**Written request:** Gather the lines below that include the string "subtitle", copying each in full.

===

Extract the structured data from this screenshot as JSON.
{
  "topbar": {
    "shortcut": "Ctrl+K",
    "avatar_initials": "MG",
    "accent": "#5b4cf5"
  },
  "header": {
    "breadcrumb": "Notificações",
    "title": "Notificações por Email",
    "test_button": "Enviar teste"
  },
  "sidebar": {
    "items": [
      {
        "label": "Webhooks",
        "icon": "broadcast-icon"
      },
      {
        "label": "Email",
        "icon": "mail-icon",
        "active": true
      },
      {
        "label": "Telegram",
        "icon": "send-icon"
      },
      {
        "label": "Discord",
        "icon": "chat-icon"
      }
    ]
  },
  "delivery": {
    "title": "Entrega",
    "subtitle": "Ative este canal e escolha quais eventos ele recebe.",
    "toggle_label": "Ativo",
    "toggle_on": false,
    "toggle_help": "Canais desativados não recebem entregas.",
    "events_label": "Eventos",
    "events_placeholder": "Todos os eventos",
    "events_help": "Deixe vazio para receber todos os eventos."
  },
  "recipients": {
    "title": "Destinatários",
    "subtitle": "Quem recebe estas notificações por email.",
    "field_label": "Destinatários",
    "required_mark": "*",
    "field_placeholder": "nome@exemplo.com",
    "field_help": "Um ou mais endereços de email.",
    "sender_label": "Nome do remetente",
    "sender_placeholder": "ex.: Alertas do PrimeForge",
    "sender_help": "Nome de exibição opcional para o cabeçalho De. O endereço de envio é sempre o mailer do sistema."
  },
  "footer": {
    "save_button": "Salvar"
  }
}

===

**Response to the task:**
    "subtitle": "Ative este canal e escolha quais eventos ele recebe.",
    "subtitle": "Quem recebe estas notificações por email.",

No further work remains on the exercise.